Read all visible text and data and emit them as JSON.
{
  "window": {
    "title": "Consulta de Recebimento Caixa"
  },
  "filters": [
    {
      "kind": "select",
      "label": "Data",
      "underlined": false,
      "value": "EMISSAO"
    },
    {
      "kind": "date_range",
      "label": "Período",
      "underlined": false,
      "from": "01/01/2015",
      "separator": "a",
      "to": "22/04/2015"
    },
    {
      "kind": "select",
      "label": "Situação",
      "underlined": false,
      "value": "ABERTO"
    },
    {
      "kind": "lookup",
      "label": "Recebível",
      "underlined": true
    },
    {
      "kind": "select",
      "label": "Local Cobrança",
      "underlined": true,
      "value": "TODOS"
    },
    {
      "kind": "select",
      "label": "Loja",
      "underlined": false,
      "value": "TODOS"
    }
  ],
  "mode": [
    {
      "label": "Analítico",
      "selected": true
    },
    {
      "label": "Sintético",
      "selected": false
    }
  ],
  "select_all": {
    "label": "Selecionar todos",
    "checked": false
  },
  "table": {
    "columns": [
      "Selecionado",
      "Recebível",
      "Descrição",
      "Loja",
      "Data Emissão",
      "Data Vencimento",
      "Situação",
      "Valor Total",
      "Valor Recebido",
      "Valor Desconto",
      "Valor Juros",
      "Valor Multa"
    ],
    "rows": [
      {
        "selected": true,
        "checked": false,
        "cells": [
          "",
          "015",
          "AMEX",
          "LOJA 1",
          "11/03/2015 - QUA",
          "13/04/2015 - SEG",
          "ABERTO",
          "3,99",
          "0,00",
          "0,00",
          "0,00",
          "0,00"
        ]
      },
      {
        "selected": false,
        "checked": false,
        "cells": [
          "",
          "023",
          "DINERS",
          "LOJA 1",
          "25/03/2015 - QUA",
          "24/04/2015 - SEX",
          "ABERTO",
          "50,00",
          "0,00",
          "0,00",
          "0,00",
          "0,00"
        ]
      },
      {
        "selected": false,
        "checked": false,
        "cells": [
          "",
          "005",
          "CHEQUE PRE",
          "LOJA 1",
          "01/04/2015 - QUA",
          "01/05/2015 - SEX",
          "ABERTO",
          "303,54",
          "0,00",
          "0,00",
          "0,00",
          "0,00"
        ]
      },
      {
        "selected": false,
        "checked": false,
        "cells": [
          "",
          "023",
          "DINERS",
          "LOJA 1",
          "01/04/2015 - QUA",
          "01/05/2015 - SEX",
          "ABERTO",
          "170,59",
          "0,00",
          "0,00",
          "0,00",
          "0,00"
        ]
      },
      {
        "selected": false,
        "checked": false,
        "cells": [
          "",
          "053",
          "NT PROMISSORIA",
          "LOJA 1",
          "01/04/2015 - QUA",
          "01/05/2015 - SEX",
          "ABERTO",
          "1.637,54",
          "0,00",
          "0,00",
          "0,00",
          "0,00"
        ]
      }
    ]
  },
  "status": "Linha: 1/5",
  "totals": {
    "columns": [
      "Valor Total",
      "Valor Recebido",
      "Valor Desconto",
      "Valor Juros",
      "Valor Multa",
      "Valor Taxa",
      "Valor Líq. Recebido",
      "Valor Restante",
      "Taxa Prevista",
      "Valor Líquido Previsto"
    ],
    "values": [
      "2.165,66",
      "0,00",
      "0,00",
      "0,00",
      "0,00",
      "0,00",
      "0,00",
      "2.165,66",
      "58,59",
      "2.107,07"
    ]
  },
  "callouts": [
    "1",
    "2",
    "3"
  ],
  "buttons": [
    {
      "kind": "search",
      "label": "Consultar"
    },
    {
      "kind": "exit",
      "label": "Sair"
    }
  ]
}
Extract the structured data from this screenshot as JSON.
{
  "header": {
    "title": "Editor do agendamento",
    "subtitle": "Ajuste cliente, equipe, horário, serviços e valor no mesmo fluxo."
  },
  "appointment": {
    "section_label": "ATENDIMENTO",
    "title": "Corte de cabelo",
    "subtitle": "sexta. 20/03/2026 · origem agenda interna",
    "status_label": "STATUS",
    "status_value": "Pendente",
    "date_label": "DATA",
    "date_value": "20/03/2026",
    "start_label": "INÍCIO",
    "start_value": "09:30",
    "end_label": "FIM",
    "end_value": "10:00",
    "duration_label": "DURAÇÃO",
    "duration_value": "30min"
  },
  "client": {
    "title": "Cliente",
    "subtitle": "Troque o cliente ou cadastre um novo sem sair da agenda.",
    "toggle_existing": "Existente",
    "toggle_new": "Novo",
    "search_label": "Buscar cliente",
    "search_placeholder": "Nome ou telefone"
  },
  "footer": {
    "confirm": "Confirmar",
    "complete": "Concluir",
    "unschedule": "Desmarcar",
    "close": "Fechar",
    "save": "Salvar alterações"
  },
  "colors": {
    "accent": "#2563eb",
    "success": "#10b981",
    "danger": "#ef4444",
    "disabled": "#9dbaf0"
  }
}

•••

--- WRITTEN REQUEST ---
All of the entries should be written out again exactly.

--- FINISHED ANSWER ---
Read all visible text and data and emit them as JSON.
{
  "window": {
    "title": "Consulta de Recebimento Caixa"
  },
  "filters": [
    {
      "kind": "select",
      "label": "Data",
      "underlined": false,
      "value": "EMISSAO"
    },
    {
      "kind": "date_range",
      "label": "Período",
      "underlined": false,
      "from": "01/01/2015",
      "separator": "a",
      "to": "22/04/2015"
    },
    {
      "kind": "select",
      "label": "Situação",
      "underlined": false,
      "value": "ABERTO"
    },
    {
      "kind": "lookup",
      "label": "Recebível",
      "underlined": true
    },
    {
      "kind": "select",
      "label": "Local Cobrança",
      "underlined": true,
      "value": "TODOS"
    },
    {
      "kind": "select",
      "label": "Loja",
      "underlined": false,
      "value": "TODOS"
    }
  ],
  "mode": [
    {
      "label": "Analítico",
      "selected": true
    },
    {
      "label": "Sintético",
      "selected": false
    }
  ],
  "select_all": {
    "label": "Selecionar todos",
    "checked": false
  },
  "table": {
    "columns": [
      "Selecionado",
      "Recebível",
      "Descrição",
      "Loja",
      "Data Emissão",
      "Data Vencimento",
      "Situação",
      "Valor Total",
      "Valor Recebido",
      "Valor Desconto",
      "Valor Juros",
      "Valor Multa"
    ],
    "rows": [
      {
        "selected": true,
        "checked": false,
        "cells": [
          "",
          "015",
          "AMEX",
          "LOJA 1",
          "11/03/2015 - QUA",
          "13/04/2015 - SEG",
          "ABERTO",
          "3,99",
          "0,00",
          "0,00",
          "0,00",
          "0,00"
        ]
      },
      {
        "selected": false,
        "checked": false,
        "cells": [
          "",
          "023",
          "DINERS",
          "LOJA 1",
          "25/03/2015 - QUA",
          "24/04/2015 - SEX",
          "ABERTO",
          "50,00",
          "0,00",
          "0,00",
          "0,00",
          "0,00"
        ]
      },
      {
        "selected": false,
        "checked": false,
        "cells": [
          "",
          "005",
          "CHEQUE PRE",
          "LOJA 1",
          "01/04/2015 - QUA",
          "01/05/2015 - SEX",
          "ABERTO",
          "303,54",
          "0,00",
          "0,00",
          "0,00",
          "0,00"
        ]
      },
      {
        "selected": false,
        "checked": false,
        "cells": [
          "",
          "023",
          "DINERS",
          "LOJA 1",
          "01/04/2015 - QUA",
          "01/05/2015 - SEX",
          "ABERTO",
          "170,59",
          "0,00",
          "0,00",
          "0,00",
          "0,00"
        ]
      },
      {
        "selected": false,
        "checked": false,
        "cells": [
          "",
          "053",
          "NT PROMISSORIA",
          "LOJA 1",
          "01/04/2015 - QUA",
          "01/05/2015 - SEX",
          "ABERTO",
          "1.637,54",
          "0,00",
          "0,00",
          "0,00",
          "0,00"
        ]
      }
    ]
  },
  "status": "Linha: 1/5",
  "totals": {
    "columns": [
      "Valor Total",
      "Valor Recebido",
      "Valor Desconto",
      "Valor Juros",
      "Valor Multa",
      "Valor Taxa",
      "Valor Líq. Recebido",
      "Valor Restante",
      "Taxa Prevista",
      "Valor Líquido Previsto"
    ],
    "values": [
      "2.165,66",
      "0,00",
      "0,00",
      "0,00",
      "0,00",
      "0,00",
      "0,00",
      "2.165,66",
      "58,59",
      "2.107,07"
    ]
  },
  "callouts": [
    "1",
    "2",
    "3"
  ],
  "buttons": [
    {
      "kind": "search",
      "label": "Consultar"
    },
    {
      "kind": "exit",
      "label": "Sair"
    }
  ]
}
Extract the structured data from this screenshot as JSON.
{
  "header": {
    "title": "Editor do agendamento",
    "subtitle": "Ajuste cliente, equipe, horário, serviços e valor no mesmo fluxo."
  },
  "appointment": {
    "section_label": "ATENDIMENTO",
    "title": "Corte de cabelo",
    "subtitle": "sexta. 20/03/2026 · origem agenda interna",
    "status_label": "STATUS",
    "status_value": "Pendente",
    "date_label": "DATA",
    "date_value": "20/03/2026",
    "start_label": "INÍCIO",
    "start_value": "09:30",
    "end_label": "FIM",
    "end_value": "10:00",
    "duration_label": "DURAÇÃO",
    "duration_value": "30min"
  },
  "client": {
    "title": "Cliente",
    "subtitle": "Troque o cliente ou cadastre um novo sem sair da agenda.",
    "toggle_existing": "Existente",
    "toggle_new": "Novo",
    "search_label": "Buscar cliente",
    "search_placeholder": "Nome ou telefone"
  },
  "footer": {
    "confirm": "Confirmar",
    "complete": "Concluir",
    "unschedule": "Desmarcar",
    "close": "Fechar",
    "save": "Salvar alterações"
  },
  "colors": {
    "accent": "#2563eb",
    "success": "#10b981",
    "danger": "#ef4444",
    "disabled": "#9dbaf0"
  }
}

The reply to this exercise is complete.